# What is needed
Of the lines in the listing below, how many hold "oposição"? Answer with the number only.

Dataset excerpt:

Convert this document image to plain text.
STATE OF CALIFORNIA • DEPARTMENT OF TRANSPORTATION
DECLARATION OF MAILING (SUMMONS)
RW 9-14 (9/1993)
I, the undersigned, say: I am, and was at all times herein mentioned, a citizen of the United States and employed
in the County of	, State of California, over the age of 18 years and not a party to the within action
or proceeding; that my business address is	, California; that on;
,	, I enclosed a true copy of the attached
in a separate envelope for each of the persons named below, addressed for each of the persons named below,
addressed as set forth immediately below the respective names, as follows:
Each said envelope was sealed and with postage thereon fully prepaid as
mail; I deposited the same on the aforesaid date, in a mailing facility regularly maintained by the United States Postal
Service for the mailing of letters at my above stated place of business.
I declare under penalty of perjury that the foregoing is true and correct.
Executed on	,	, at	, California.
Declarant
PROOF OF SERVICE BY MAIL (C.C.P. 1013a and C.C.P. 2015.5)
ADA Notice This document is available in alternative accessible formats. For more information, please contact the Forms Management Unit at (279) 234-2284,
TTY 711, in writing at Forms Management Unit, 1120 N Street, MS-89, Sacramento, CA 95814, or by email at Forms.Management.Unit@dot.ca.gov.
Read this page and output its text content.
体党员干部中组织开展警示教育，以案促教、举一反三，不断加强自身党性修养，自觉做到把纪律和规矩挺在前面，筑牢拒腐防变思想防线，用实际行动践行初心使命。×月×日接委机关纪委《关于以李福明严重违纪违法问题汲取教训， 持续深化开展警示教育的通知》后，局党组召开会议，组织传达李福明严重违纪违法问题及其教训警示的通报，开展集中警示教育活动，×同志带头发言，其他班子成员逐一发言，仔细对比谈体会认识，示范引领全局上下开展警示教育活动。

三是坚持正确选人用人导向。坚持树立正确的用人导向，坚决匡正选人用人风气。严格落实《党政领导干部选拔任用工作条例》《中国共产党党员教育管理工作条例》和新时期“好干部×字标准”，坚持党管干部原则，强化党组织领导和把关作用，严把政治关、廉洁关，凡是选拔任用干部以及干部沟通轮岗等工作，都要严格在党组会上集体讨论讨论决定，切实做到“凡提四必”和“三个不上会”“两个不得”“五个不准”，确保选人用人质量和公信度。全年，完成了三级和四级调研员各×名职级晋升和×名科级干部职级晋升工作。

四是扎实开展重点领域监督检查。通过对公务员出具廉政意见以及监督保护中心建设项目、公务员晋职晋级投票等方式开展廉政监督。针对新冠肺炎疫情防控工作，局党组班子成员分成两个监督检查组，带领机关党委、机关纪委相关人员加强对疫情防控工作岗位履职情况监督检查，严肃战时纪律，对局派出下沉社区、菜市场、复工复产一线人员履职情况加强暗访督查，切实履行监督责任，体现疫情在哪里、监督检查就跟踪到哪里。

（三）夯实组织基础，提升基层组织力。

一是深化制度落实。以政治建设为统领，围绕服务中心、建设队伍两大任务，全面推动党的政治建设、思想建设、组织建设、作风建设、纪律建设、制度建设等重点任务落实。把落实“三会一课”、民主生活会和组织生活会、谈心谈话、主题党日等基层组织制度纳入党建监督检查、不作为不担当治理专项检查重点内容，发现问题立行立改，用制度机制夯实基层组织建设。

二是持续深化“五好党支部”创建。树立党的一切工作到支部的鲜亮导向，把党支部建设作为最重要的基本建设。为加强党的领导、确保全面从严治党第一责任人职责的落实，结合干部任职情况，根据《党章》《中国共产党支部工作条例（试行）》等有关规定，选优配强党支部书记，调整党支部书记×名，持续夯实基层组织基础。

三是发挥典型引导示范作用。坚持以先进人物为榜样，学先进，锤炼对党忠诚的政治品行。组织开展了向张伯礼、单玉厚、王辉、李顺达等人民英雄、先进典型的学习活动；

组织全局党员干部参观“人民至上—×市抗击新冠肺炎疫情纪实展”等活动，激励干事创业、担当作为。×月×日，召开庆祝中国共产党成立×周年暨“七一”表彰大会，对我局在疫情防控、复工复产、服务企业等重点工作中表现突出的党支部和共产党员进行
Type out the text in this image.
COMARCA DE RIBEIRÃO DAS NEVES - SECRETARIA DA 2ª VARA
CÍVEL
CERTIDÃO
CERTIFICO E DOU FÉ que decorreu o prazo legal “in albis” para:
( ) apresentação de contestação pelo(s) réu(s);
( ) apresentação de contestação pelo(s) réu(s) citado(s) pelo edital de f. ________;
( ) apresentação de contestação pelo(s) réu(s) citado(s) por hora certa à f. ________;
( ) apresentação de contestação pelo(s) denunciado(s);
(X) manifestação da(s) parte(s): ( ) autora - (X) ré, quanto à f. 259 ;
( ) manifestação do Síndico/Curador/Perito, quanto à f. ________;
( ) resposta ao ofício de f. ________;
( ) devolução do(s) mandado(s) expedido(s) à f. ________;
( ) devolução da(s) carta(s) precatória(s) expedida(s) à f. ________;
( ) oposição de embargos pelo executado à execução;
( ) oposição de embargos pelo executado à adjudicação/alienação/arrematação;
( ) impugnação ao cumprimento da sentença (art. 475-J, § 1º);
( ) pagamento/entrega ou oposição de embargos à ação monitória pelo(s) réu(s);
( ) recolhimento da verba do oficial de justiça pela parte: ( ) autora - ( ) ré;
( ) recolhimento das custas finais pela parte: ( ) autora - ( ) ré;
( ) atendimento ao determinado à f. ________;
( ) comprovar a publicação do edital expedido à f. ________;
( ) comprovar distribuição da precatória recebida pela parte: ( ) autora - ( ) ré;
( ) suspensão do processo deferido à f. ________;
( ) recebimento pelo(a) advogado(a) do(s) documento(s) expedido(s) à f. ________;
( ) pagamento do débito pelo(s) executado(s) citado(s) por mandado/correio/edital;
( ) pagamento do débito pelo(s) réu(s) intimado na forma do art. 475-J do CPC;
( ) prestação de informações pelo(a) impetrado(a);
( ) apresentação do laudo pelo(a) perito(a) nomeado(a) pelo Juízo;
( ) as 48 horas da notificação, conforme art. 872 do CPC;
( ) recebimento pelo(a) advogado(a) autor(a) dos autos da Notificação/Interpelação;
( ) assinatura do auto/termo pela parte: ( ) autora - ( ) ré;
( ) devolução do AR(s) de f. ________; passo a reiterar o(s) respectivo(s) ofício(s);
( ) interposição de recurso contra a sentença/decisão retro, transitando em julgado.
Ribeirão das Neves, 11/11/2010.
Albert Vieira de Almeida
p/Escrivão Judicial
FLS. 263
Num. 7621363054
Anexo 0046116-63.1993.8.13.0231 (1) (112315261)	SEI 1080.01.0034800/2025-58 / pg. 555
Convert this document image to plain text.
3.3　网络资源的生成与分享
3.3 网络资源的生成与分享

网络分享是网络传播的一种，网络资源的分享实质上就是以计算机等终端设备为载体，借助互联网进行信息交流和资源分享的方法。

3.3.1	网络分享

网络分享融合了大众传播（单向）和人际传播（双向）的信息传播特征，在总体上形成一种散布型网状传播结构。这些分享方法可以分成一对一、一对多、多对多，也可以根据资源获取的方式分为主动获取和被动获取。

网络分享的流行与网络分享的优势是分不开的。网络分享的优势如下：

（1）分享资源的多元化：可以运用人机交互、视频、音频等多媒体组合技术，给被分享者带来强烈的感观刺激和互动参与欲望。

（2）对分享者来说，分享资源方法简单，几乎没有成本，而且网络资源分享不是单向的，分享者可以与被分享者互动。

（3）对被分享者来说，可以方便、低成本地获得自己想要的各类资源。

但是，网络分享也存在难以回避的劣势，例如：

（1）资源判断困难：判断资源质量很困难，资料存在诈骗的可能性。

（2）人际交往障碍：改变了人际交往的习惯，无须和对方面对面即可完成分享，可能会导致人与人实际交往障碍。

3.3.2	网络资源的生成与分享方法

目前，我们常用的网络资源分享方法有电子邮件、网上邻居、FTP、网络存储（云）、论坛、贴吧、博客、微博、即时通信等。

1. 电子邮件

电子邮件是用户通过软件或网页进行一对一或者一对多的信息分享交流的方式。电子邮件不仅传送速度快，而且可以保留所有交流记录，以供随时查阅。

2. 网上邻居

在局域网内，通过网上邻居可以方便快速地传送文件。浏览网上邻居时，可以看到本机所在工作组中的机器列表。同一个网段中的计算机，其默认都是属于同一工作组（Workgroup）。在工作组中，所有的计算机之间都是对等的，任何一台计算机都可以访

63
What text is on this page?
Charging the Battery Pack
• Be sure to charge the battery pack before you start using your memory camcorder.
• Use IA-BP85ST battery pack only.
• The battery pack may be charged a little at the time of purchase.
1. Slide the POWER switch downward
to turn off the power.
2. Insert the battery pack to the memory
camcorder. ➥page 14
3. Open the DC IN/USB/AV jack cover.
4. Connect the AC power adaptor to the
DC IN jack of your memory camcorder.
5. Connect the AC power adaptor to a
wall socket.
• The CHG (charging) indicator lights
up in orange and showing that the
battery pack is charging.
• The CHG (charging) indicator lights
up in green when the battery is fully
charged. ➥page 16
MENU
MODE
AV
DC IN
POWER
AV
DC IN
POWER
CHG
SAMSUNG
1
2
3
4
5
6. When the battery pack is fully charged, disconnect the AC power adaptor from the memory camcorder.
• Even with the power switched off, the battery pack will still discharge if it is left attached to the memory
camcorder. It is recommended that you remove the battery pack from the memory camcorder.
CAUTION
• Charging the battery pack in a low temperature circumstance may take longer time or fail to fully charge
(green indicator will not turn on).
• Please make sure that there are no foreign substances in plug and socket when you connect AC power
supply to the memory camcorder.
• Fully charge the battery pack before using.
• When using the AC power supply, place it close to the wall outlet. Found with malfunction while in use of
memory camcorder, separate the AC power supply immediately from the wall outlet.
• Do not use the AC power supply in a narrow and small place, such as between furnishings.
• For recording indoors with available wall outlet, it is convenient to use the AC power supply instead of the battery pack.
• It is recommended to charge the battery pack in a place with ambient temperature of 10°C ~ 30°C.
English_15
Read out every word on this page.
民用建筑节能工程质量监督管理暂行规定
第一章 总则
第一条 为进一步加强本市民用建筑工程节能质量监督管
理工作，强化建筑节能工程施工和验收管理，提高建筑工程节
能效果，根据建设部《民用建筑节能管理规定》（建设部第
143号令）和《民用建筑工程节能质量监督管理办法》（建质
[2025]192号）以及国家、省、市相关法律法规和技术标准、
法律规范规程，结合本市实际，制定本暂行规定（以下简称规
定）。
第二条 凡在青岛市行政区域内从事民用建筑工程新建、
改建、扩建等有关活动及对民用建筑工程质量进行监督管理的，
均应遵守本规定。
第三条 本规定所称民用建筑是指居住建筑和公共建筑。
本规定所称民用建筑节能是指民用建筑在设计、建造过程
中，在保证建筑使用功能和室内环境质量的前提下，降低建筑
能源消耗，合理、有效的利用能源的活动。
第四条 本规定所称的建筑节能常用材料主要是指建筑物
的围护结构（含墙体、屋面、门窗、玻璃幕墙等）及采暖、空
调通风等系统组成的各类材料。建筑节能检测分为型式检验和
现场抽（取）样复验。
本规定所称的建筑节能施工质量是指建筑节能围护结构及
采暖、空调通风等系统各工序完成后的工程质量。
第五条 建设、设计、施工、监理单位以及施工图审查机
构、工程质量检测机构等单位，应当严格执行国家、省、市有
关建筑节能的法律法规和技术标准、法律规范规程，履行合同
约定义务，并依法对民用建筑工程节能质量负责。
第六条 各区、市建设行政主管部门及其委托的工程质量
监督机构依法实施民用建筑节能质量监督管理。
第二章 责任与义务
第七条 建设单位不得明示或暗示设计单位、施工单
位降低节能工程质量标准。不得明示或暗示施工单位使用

# Expected answer
3